* begin DATA SHOWN *

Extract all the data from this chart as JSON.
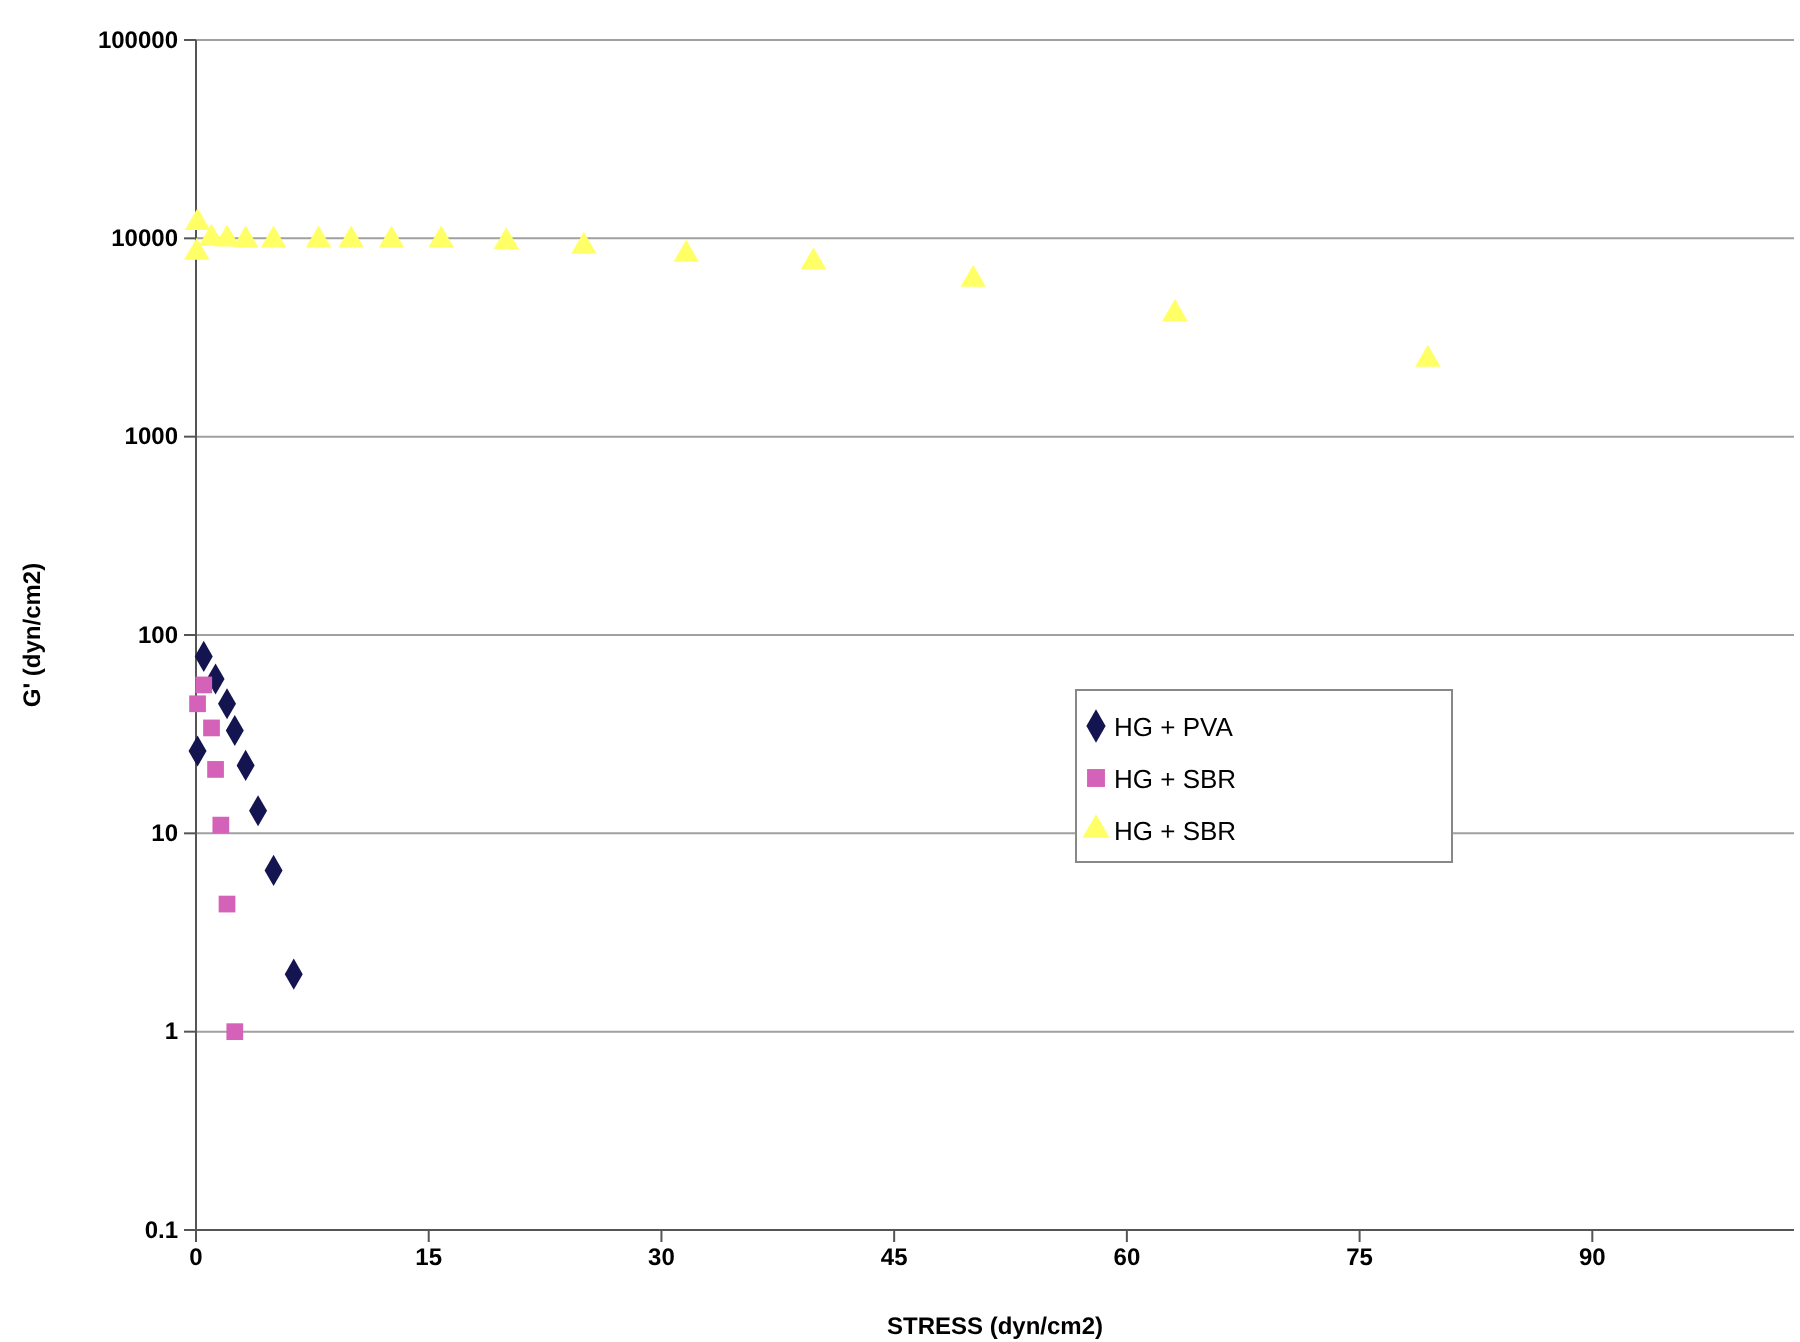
{
  "chart_data": {
    "type": "scatter",
    "xlabel": "STRESS (dyn/cm2)",
    "ylabel": "G' (dyn/cm2)",
    "log": "y",
    "grid": "y",
    "legend": "right",
    "xlim": [
      0,
      103
    ],
    "xticks": [
      0,
      15,
      30,
      45,
      60,
      75,
      90
    ],
    "ylim": [
      0.1,
      100000
    ],
    "yticks": [
      0.1,
      1,
      10,
      100,
      1000,
      10000,
      100000
    ],
    "series": [
      {
        "name": "HG + PVA",
        "color": "#141450",
        "marker": "diamond",
        "x": [
          0.1,
          0.5,
          1.26,
          2,
          2.5,
          3.2,
          4,
          5,
          6.3
        ],
        "values": [
          26,
          78,
          60,
          45,
          33,
          22,
          13,
          6.5,
          1.95
        ]
      },
      {
        "name": "HG + SBR",
        "color": "#d462b8",
        "marker": "square",
        "x": [
          0.1,
          0.5,
          1,
          1.26,
          1.6,
          2,
          2.5
        ],
        "values": [
          45,
          56,
          34,
          21,
          11,
          4.4,
          1
        ]
      },
      {
        "name": "HG + SBR",
        "color": "#ffff66",
        "marker": "triangle",
        "x": [
          0.05,
          0.1,
          1,
          2,
          3.2,
          5,
          7.9,
          10,
          12.6,
          15.8,
          20,
          25,
          31.6,
          39.8,
          50.1,
          63.1,
          79.4
        ],
        "values": [
          8500,
          12000,
          10000,
          9900,
          9800,
          9800,
          9800,
          9800,
          9800,
          9800,
          9600,
          9100,
          8300,
          7600,
          6200,
          4170,
          2450
        ]
      }
    ]
  }
}
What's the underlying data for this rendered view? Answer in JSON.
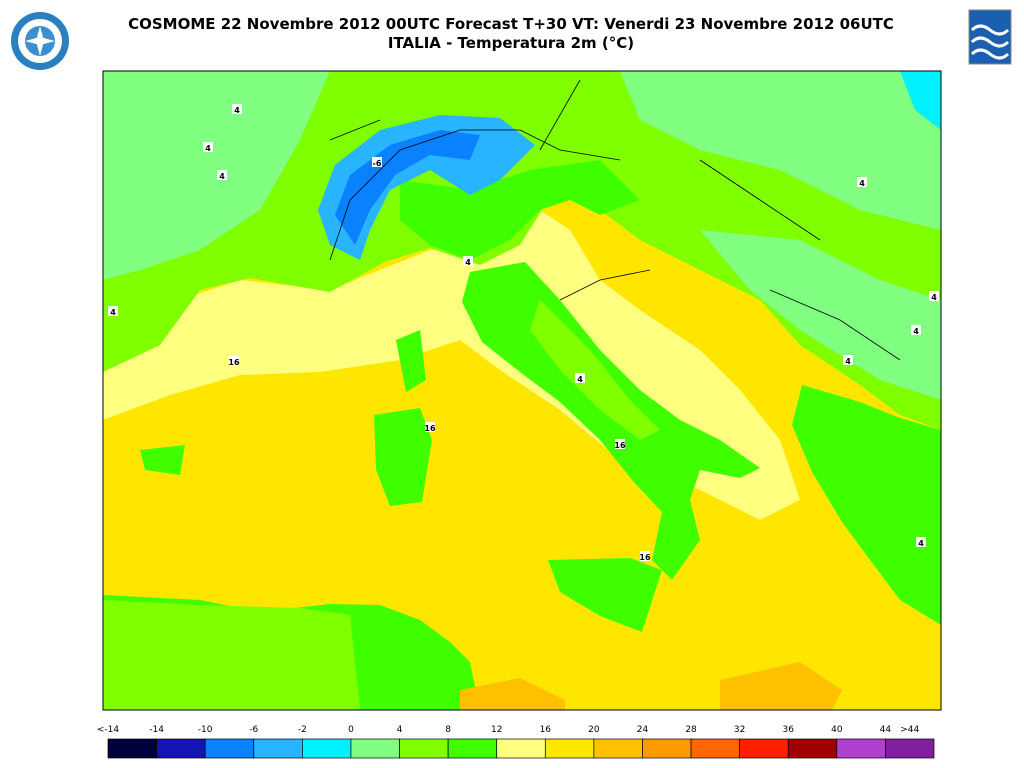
{
  "header": {
    "title": "COSMOME 22 Novembre 2012 00UTC Forecast T+30 VT: Venerdi 23 Novembre 2012 06UTC",
    "subtitle": "ITALIA - Temperatura 2m (°C)"
  },
  "map": {
    "contour_labels": [
      "4",
      "4",
      "4",
      "-6",
      "4",
      "4",
      "16",
      "4",
      "16",
      "16",
      "4",
      "4",
      "4",
      "4",
      "16",
      "4"
    ]
  },
  "colorbar": {
    "labels": [
      "<-14",
      "-14",
      "-10",
      "-6",
      "-2",
      "0",
      "4",
      "8",
      "12",
      "16",
      "20",
      "24",
      "28",
      "32",
      "36",
      "40",
      "44",
      ">44"
    ],
    "colors": [
      "#00003c",
      "#1414b4",
      "#0a82ff",
      "#28b4ff",
      "#00f0ff",
      "#80ff80",
      "#80ff00",
      "#40ff00",
      "#ffff80",
      "#ffe600",
      "#ffc000",
      "#ff9900",
      "#ff6600",
      "#ff2000",
      "#a00000",
      "#b040d0",
      "#8020a0"
    ]
  }
}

* end DATA SHOWN *

(PROBLEM TO WORK ON) Go through the entries above and print each one exactly, minus the pictures.

(EXERCISE SOLUTION)
Extract all the data from this chart as JSON.
{
  "chart_data": {
    "type": "scatter",
    "xlabel": "STRESS (dyn/cm2)",
    "ylabel": "G' (dyn/cm2)",
    "log": "y",
    "grid": "y",
    "legend": "right",
    "xlim": [
      0,
      103
    ],
    "xticks": [
      0,
      15,
      30,
      45,
      60,
      75,
      90
    ],
    "ylim": [
      0.1,
      100000
    ],
    "yticks": [
      0.1,
      1,
      10,
      100,
      1000,
      10000,
      100000
    ],
    "series": [
      {
        "name": "HG + PVA",
        "color": "#141450",
        "marker": "diamond",
        "x": [
          0.1,
          0.5,
          1.26,
          2,
          2.5,
          3.2,
          4,
          5,
          6.3
        ],
        "values": [
          26,
          78,
          60,
          45,
          33,
          22,
          13,
          6.5,
          1.95
        ]
      },
      {
        "name": "HG + SBR",
        "color": "#d462b8",
        "marker": "square",
        "x": [
          0.1,
          0.5,
          1,
          1.26,
          1.6,
          2,
          2.5
        ],
        "values": [
          45,
          56,
          34,
          21,
          11,
          4.4,
          1
        ]
      },
      {
        "name": "HG + SBR",
        "color": "#ffff66",
        "marker": "triangle",
        "x": [
          0.05,
          0.1,
          1,
          2,
          3.2,
          5,
          7.9,
          10,
          12.6,
          15.8,
          20,
          25,
          31.6,
          39.8,
          50.1,
          63.1,
          79.4
        ],
        "values": [
          8500,
          12000,
          10000,
          9900,
          9800,
          9800,
          9800,
          9800,
          9800,
          9800,
          9600,
          9100,
          8300,
          7600,
          6200,
          4170,
          2450
        ]
      }
    ]
  }
}
What's the underlying data for this rendered view? Answer in JSON.
{
  "header": {
    "title": "COSMOME 22 Novembre 2012 00UTC Forecast T+30 VT: Venerdi 23 Novembre 2012 06UTC",
    "subtitle": "ITALIA - Temperatura 2m (°C)"
  },
  "map": {
    "contour_labels": [
      "4",
      "4",
      "4",
      "-6",
      "4",
      "4",
      "16",
      "4",
      "16",
      "16",
      "4",
      "4",
      "4",
      "4",
      "16",
      "4"
    ]
  },
  "colorbar": {
    "labels": [
      "<-14",
      "-14",
      "-10",
      "-6",
      "-2",
      "0",
      "4",
      "8",
      "12",
      "16",
      "20",
      "24",
      "28",
      "32",
      "36",
      "40",
      "44",
      ">44"
    ],
    "colors": [
      "#00003c",
      "#1414b4",
      "#0a82ff",
      "#28b4ff",
      "#00f0ff",
      "#80ff80",
      "#80ff00",
      "#40ff00",
      "#ffff80",
      "#ffe600",
      "#ffc000",
      "#ff9900",
      "#ff6600",
      "#ff2000",
      "#a00000",
      "#b040d0",
      "#8020a0"
    ]
  }
}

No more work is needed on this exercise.